[start Supplied records]
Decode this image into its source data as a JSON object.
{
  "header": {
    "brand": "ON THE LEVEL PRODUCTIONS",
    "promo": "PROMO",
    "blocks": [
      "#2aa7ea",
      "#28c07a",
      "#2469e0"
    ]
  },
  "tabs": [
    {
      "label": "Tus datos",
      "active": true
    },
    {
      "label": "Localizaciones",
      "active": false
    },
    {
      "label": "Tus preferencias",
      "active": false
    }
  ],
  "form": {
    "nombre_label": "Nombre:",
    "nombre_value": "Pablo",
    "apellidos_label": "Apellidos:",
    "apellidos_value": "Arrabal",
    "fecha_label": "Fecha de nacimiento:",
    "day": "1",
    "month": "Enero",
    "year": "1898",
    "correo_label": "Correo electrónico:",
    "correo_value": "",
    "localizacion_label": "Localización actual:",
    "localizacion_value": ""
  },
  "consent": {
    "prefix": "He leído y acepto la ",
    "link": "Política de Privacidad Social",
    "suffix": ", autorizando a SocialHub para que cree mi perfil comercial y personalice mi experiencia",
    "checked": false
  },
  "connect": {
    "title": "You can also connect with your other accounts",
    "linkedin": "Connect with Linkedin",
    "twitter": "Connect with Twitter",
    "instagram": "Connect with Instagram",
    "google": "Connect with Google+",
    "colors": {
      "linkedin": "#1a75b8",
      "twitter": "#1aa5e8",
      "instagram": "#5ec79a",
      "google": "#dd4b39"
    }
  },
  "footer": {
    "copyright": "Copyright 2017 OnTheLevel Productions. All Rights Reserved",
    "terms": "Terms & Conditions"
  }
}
[end Supplied records]
▸ Instructions to follow:
Identify the lines above that contain the word "twitter", then copy them.

▸ Reply to the task:
    "twitter": "Connect with Twitter",
      "twitter": "#1aa5e8",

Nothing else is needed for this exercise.